## START

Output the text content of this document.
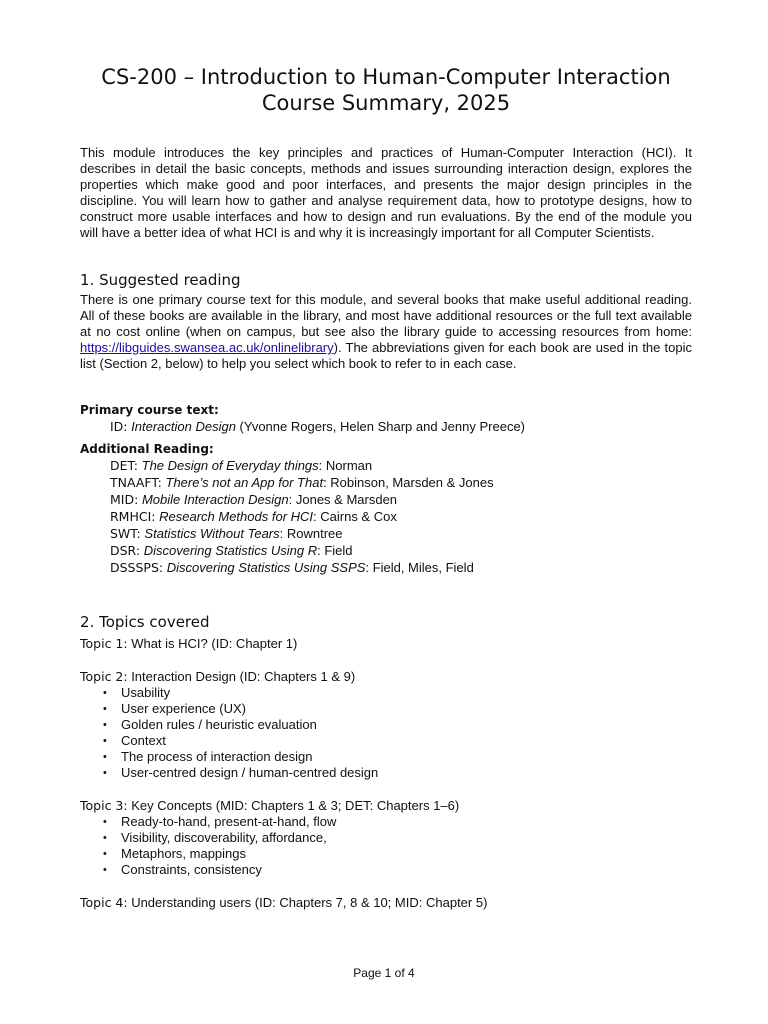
CS-200 – Introduction to Human-Computer Interaction
Course Summary, 2025

This module introduces the key principles and practices of Human-Computer Interaction (HCI). It describes in detail the basic concepts, methods and issues surrounding interaction design, explores the properties which make good and poor interfaces, and presents the major design principles in the discipline. You will learn how to gather and analyse requirement data, how to prototype designs, how to construct more usable interfaces and how to design and run evaluations. By the end of the module you will have a better idea of what HCI is and why it is increasingly important for all Computer Scientists.

1. Suggested reading

There is one primary course text for this module, and several books that make useful additional reading. All of these books are available in the library, and most have additional resources or the full text available at no cost online (when on campus, but see also the library guide to accessing resources from home: https://libguides.swansea.ac.uk/onlinelibrary). The abbreviations given for each book are used in the topic list (Section 2, below) to help you select which book to refer to in each case.

Primary course text:
ID: Interaction Design (Yvonne Rogers, Helen Sharp and Jenny Preece)
Additional Reading:
DET: The Design of Everyday things: Norman
TNAAFT: There’s not an App for That: Robinson, Marsden & Jones
MID: Mobile Interaction Design: Jones & Marsden
RMHCI: Research Methods for HCI: Cairns & Cox
SWT: Statistics Without Tears: Rowntree
DSR: Discovering Statistics Using R: Field
DSSSPS: Discovering Statistics Using SSPS: Field, Miles, Field
2. Topics covered
Topic 1: What is HCI? (ID: Chapter 1)
Topic 2: Interaction Design (ID: Chapters 1 & 9)
• Usability
• User experience (UX)
• Golden rules / heuristic evaluation
• Context
• The process of interaction design
• User-centred design / human-centred design
Topic 3: Key Concepts (MID: Chapters 1 & 3; DET: Chapters 1–6)
• Ready-to-hand, present-at-hand, flow
• Visibility, discoverability, affordance,
• Metaphors, mappings
• Constraints, consistency
Topic 4: Understanding users (ID: Chapters 7, 8 & 10; MID: Chapter 5)
Page 1 of 4
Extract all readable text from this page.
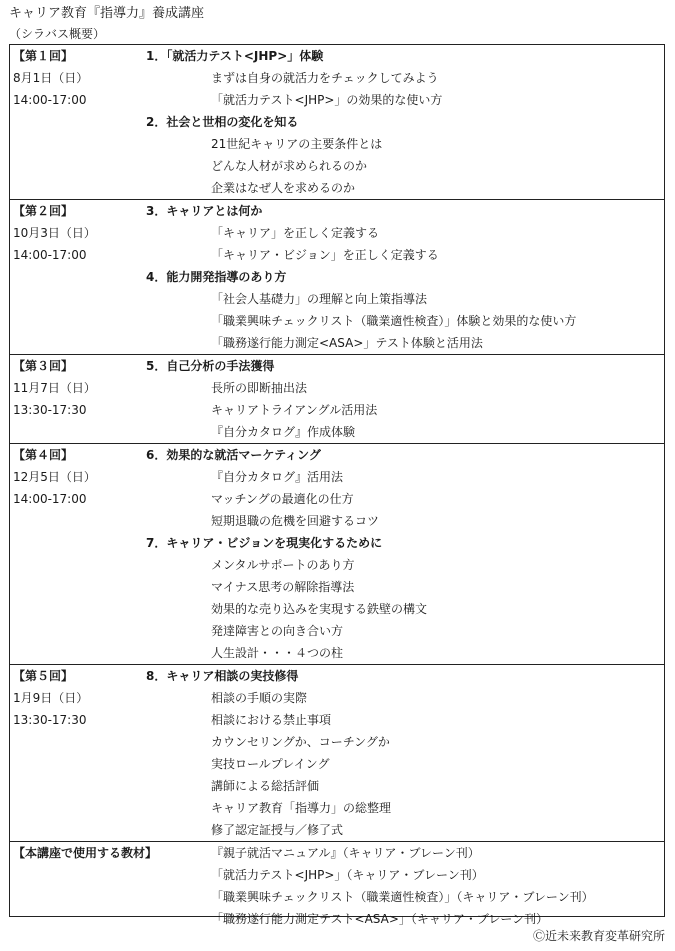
キャリア教育『指導力』養成講座
（シラバス概要）
【第１回】	1．「就活力テスト<JHP>」体験
8月1日（日）	まずは自身の就活力をチェックしてみよう
14:00-17:00	「就活力テスト<JHP>」の効果的な使い方
2．社会と世相の変化を知る
21世紀キャリアの主要条件とは
どんな人材が求められるのか
企業はなぜ人を求めるのか
【第２回】	3．キャリアとは何か
10月3日（日）	「キャリア」を正しく定義する
14:00-17:00	「キャリア・ビジョン」を正しく定義する
4．能力開発指導のあり方
「社会人基礎力」の理解と向上策指導法
「職業興味チェックリスト（職業適性検査）」体験と効果的な使い方
「職務遂行能力測定<ASA>」テスト体験と活用法
【第３回】	5．自己分析の手法獲得
11月7日（日）	長所の即断抽出法
13:30-17:30	キャリアトライアングル活用法
『自分カタログ』作成体験
【第４回】	6．効果的な就活マーケティング
12月5日（日）	『自分カタログ』活用法
14:00-17:00	マッチングの最適化の仕方
短期退職の危機を回避するコツ
7．キャリア・ビジョンを現実化するために
メンタルサポートのあり方
マイナス思考の解除指導法
効果的な売り込みを実現する鉄壁の構文
発達障害との向き合い方
人生設計・・・４つの柱
【第５回】	8．キャリア相談の実技修得
1月9日（日）	相談の手順の実際
13:30-17:30	相談における禁止事項
カウンセリングか、コーチングか
実技ロールプレイング
講師による総括評価
キャリア教育「指導力」の総整理
修了認定証授与／修了式
【本講座で使用する教材】	『親子就活マニュアル』（キャリア・ブレーン刊）
「就活力テスト<JHP>」（キャリア・ブレーン刊）
「職業興味チェックリスト（職業適性検査）」（キャリア・ブレーン刊）
「職務遂行能力測定テスト<ASA>」（キャリア・ブレーン刊）
Ⓒ近未来教育変革研究所
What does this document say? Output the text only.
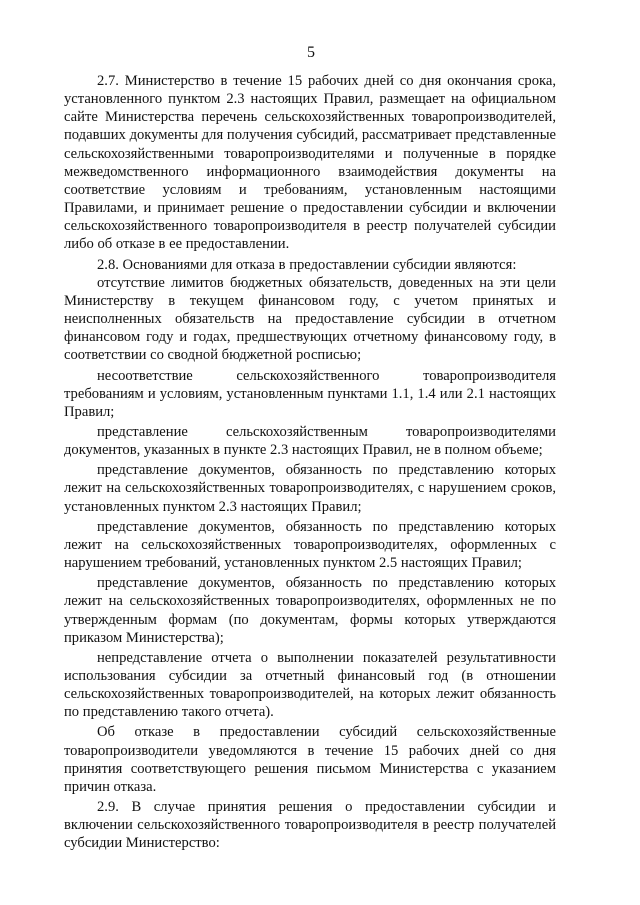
5

2.7. Министерство в течение 15 рабочих дней со дня окончания срока, установленного пунктом 2.3 настоящих Правил, размещает на официальном сайте Министерства перечень сельскохозяйственных товаропроизводителей, подавших документы для получения субсидий, рассматривает представленные сельскохозяйственными товаропроизводителями и полученные в порядке межведомственного информационного взаимодействия документы на соответствие условиям и требованиям, установленным настоящими Правилами, и принимает решение о предоставлении субсидии и включении сельскохозяйственного товаропроизводителя в реестр получателей субсидии либо об отказе в ее предоставлении.

2.8. Основаниями для отказа в предоставлении субсидии являются:

отсутствие лимитов бюджетных обязательств, доведенных на эти цели Министерству в текущем финансовом году, с учетом принятых и неисполненных обязательств на предоставление субсидии в отчетном финансовом году и годах, предшествующих отчетному финансовому году, в соответствии со сводной бюджетной росписью;

несоответствие сельскохозяйственного товаропроизводителя требованиям и условиям, установленным пунктами 1.1, 1.4 или 2.1 настоящих Правил;

представление сельскохозяйственным товаропроизводителями документов, указанных в пункте 2.3 настоящих Правил, не в полном объеме;

представление документов, обязанность по представлению которых лежит на сельскохозяйственных товаропроизводителях, с нарушением сроков, установленных пунктом 2.3 настоящих Правил;

представление документов, обязанность по представлению которых лежит на сельскохозяйственных товаропроизводителях, оформленных с нарушением требований, установленных пунктом 2.5 настоящих Правил;

представление документов, обязанность по представлению которых лежит на сельскохозяйственных товаропроизводителях, оформленных не по утвержденным формам (по документам, формы которых утверждаются приказом Министерства);

непредставление отчета о выполнении показателей результативности использования субсидии за отчетный финансовый год (в отношении сельскохозяйственных товаропроизводителей, на которых лежит обязанность по представлению такого отчета).

Об отказе в предоставлении субсидий сельскохозяйственные товаропроизводители уведомляются в течение 15 рабочих дней со дня принятия соответствующего решения письмом Министерства с указанием причин отказа.

2.9. В случае принятия решения о предоставлении субсидии и включении сельскохозяйственного товаропроизводителя в реестр получателей субсидии Министерство:
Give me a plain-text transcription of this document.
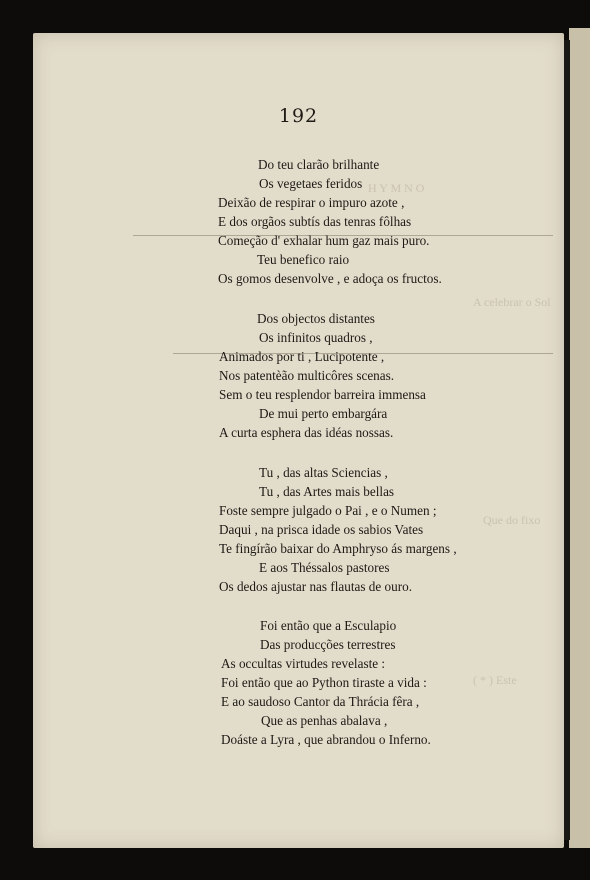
H Y M N O
A celebrar o Sol
Que do fixo
( * ) Este
192
Do teu clarão brilhante
Os vegetaes feridos
Deixão de respirar o impuro azote ,
E dos orgãos subtís das tenras fôlhas
Começão d' exhalar hum gaz mais puro.
Teu benefico raio
Os gomos desenvolve , e adoça os fructos.
Dos objectos distantes
Os infinitos quadros ,
Animados por ti , Lucipotente ,
Nos patentèão multicôres scenas.
Sem o teu resplendor barreira immensa
De mui perto embargára
A curta esphera das idéas nossas.
Tu , das altas Sciencias ,
Tu , das Artes mais bellas
Foste sempre julgado o Pai , e o Numen ;
Daqui , na prisca idade os sabios Vates
Te fingírão baixar do Amphryso ás margens ,
E aos Théssalos pastores
Os dedos ajustar nas flautas de ouro.
Foi então que a Esculapio
Das producções terrestres
As occultas virtudes revelaste :
Foi então que ao Python tiraste a vida :
E ao saudoso Cantor da Thrácia fêra ,
Que as penhas abalava ,
Doáste a Lyra , que abrandou o Inferno.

## END

**DESCRIPTION OF THE TASK:** Search the data above for lines holding "module" and copy each of them.

**OUTPUT:**
This module introduces the key principles and practices of Human-Computer Interaction (HCI). It describes in detail the basic concepts, methods and issues surrounding interaction design, explores the properties which make good and poor interfaces, and presents the major design principles in the discipline. You will learn how to gather and analyse requirement data, how to prototype designs, how to construct more usable interfaces and how to design and run evaluations. By the end of the module you will have a better idea of what HCI is and why it is increasingly important for all Computer Scientists.
There is one primary course text for this module, and several books that make useful additional reading. All of these books are available in the library, and most have additional resources or the full text available at no cost online (when on campus, but see also the library guide to accessing resources from home: https://libguides.swansea.ac.uk/onlinelibrary). The abbreviations given for each book are used in the topic list (Section 2, below) to help you select which book to refer to in each case.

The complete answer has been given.